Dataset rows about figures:

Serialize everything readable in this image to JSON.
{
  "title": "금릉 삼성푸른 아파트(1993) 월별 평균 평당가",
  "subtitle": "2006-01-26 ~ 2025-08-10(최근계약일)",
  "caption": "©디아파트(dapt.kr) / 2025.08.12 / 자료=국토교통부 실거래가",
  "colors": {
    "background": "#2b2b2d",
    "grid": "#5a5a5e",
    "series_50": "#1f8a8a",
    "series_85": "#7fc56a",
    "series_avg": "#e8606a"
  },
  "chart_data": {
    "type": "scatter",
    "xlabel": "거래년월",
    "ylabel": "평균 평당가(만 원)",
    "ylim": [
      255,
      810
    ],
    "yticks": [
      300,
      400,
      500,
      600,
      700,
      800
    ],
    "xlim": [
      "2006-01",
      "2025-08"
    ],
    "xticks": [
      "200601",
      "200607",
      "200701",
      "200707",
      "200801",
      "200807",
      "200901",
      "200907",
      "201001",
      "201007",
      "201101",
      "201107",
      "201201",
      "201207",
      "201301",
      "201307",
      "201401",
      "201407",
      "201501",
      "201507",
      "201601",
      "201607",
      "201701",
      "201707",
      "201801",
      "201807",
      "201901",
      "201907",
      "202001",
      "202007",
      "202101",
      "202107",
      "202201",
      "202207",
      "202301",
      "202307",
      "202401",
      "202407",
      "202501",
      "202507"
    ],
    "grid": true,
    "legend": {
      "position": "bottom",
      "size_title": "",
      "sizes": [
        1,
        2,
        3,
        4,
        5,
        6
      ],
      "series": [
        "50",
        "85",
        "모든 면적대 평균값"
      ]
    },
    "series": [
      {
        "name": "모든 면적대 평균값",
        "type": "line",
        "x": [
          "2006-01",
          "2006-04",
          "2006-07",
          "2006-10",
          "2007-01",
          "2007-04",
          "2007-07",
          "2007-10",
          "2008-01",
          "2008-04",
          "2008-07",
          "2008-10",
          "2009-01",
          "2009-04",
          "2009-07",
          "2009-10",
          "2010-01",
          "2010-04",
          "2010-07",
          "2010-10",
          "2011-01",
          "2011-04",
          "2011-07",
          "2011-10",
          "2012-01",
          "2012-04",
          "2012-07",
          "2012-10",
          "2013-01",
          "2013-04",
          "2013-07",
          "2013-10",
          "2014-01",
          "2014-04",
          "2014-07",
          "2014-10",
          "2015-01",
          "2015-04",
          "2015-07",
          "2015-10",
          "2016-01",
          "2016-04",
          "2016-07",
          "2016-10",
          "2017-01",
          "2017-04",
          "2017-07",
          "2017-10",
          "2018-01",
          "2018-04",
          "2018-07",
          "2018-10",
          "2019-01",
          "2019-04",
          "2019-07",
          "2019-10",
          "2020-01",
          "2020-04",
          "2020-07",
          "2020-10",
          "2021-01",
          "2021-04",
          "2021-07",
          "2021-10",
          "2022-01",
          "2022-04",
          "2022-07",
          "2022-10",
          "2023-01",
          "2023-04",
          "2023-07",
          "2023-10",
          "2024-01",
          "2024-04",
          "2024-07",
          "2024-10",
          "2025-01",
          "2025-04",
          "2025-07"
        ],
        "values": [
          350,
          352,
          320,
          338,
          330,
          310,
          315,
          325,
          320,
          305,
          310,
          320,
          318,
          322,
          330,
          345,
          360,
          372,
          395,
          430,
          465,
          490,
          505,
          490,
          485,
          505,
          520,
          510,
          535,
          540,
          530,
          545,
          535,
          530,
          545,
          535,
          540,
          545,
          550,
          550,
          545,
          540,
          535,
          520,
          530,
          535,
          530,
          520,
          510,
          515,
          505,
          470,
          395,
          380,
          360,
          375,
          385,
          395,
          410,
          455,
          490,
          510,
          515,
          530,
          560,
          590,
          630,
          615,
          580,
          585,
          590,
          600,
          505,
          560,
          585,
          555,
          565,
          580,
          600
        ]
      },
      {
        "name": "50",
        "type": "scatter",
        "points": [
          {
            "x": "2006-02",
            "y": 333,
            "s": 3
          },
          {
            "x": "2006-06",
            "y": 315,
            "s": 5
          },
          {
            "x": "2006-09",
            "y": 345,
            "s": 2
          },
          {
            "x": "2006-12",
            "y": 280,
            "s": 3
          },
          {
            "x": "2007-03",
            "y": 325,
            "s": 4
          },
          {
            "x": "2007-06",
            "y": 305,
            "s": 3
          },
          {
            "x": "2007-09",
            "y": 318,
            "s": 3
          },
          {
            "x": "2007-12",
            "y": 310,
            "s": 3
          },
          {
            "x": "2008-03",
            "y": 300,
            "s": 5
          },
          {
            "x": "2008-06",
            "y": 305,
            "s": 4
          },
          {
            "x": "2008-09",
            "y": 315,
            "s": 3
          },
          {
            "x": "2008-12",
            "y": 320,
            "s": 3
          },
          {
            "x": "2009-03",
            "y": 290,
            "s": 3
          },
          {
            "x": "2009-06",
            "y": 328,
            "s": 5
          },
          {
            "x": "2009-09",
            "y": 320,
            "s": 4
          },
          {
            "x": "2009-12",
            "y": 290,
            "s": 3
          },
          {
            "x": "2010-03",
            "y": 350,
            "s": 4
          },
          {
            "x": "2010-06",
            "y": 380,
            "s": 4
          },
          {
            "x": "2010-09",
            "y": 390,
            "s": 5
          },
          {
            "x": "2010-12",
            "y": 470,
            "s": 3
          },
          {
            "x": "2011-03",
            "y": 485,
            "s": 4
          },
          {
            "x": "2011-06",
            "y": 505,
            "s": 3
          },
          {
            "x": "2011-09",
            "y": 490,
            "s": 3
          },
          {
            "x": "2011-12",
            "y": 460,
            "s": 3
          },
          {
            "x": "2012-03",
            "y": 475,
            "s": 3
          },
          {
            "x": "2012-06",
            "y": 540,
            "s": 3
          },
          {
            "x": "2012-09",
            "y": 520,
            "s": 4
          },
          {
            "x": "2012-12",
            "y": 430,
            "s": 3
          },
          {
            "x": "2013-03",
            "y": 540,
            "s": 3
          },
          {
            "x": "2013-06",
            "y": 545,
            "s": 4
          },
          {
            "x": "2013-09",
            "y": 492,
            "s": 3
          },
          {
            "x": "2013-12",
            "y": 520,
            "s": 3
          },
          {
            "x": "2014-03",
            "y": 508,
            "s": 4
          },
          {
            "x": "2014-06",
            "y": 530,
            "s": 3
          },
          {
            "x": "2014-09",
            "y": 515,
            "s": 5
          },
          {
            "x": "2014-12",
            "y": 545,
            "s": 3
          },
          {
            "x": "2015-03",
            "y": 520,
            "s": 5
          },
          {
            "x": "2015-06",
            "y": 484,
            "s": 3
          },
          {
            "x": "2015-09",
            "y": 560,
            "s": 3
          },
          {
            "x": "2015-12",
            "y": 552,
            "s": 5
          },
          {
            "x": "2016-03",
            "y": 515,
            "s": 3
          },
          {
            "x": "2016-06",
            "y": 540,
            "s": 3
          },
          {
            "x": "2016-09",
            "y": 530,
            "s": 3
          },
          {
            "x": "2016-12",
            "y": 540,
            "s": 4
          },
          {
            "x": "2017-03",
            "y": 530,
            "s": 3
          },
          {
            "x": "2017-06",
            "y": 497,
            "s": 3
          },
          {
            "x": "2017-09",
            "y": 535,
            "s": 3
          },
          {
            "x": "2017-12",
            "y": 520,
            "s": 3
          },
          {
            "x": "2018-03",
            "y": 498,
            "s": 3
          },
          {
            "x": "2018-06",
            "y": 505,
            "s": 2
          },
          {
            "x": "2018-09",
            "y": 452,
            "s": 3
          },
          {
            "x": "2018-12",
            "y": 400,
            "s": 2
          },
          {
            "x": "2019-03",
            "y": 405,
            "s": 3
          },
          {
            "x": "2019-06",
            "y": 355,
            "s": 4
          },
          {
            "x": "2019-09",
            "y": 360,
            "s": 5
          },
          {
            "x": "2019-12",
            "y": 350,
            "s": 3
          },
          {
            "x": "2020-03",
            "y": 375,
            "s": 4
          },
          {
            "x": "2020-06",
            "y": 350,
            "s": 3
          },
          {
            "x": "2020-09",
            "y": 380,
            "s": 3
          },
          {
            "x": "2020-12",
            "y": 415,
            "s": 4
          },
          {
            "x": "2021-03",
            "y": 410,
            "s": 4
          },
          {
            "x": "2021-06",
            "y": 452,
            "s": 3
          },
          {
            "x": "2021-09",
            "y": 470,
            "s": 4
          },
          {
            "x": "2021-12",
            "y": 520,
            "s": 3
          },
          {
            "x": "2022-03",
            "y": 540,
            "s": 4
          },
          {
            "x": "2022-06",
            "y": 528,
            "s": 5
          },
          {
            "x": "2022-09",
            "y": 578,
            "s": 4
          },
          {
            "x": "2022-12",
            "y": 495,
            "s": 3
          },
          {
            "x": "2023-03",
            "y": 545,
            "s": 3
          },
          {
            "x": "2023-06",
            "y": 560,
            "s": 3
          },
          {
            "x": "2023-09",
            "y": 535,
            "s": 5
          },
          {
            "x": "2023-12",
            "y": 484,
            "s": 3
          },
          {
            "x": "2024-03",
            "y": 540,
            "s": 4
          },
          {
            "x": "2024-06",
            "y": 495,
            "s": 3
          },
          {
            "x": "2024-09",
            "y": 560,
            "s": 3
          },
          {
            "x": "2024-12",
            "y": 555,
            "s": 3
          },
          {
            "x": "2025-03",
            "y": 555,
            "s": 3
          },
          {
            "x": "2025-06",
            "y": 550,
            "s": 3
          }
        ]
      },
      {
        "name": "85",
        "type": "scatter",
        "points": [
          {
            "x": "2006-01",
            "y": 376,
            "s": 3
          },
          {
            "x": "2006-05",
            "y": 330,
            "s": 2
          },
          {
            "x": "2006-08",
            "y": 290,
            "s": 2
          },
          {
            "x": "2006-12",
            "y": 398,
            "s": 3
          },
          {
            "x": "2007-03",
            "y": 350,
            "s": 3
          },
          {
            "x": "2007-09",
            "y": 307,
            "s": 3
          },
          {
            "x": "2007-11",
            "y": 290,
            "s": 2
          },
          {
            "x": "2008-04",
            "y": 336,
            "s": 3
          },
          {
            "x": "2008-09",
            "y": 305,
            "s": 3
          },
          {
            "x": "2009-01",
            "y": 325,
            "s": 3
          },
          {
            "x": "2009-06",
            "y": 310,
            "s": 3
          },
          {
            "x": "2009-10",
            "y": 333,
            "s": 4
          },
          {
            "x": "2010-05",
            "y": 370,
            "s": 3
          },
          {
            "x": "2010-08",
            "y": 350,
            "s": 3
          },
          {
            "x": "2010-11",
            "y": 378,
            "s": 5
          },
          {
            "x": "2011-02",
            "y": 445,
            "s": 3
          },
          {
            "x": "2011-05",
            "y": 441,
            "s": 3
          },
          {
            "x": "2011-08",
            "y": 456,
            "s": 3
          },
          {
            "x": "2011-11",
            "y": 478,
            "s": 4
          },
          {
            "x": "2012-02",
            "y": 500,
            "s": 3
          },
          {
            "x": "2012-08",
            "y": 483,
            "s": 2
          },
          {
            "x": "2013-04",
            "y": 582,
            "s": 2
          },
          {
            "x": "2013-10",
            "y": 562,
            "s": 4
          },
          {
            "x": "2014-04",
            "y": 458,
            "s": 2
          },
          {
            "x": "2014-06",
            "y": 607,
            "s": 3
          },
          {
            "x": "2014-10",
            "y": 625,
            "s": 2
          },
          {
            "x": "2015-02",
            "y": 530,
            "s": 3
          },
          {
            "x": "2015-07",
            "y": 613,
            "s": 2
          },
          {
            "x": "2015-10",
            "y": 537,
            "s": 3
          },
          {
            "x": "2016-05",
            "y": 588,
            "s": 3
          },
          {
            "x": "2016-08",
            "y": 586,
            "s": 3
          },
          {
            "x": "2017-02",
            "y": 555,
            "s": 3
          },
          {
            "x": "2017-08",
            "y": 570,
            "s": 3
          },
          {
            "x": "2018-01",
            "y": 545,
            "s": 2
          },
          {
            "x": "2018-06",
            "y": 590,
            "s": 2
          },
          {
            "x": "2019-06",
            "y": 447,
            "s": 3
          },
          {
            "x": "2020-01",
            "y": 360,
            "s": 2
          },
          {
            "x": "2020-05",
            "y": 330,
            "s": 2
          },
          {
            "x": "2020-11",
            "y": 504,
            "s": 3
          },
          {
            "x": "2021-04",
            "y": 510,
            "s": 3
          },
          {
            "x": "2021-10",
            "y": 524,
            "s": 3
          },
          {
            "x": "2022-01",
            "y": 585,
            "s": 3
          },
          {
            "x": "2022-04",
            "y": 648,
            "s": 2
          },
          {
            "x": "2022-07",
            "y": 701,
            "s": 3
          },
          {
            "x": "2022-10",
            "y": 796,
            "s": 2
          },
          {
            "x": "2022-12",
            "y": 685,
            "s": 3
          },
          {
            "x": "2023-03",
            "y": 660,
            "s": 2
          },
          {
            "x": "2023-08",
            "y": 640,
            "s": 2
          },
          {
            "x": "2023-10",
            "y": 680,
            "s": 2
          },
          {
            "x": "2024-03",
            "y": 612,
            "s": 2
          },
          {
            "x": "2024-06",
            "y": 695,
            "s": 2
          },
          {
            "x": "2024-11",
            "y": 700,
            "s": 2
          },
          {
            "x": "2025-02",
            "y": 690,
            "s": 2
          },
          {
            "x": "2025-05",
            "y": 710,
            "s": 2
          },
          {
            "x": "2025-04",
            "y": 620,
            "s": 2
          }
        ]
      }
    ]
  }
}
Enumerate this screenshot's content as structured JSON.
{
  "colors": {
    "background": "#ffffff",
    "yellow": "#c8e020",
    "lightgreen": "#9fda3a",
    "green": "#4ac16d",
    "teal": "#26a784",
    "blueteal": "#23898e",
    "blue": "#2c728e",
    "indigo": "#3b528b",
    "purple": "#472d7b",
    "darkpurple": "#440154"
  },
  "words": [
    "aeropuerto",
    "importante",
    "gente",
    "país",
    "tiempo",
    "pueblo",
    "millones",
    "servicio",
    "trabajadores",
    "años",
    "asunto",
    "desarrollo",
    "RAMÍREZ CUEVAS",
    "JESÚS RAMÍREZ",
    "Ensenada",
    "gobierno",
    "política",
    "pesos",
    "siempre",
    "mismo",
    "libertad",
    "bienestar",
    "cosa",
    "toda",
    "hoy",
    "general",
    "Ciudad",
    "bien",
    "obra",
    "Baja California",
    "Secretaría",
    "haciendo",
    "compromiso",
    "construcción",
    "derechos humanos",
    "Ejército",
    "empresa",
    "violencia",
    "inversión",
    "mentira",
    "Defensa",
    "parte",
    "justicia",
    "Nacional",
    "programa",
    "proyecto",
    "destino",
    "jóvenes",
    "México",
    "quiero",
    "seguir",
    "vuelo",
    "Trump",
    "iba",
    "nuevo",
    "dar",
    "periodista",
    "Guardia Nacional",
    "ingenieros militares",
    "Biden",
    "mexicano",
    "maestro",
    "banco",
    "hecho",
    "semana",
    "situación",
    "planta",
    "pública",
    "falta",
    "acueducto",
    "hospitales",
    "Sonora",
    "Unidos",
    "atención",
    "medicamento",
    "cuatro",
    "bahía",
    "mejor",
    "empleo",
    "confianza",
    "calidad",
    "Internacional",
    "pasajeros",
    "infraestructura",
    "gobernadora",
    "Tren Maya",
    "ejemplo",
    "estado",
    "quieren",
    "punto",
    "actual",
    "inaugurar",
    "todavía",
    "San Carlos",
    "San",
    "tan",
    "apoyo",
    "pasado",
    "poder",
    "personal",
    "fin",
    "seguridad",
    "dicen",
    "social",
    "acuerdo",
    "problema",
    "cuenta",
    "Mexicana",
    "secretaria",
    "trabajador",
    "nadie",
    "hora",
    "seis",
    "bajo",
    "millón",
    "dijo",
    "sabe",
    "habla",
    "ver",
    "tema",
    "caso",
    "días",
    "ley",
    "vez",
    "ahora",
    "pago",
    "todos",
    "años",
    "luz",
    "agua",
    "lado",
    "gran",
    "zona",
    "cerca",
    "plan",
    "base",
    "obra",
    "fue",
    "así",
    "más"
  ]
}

TASK DESCRIPTION - From the listing above, pick out every line containing "this".

SOLVED PROBLEM -
Serialize everything readable in this image to JSON.
Enumerate this screenshot's content as structured JSON.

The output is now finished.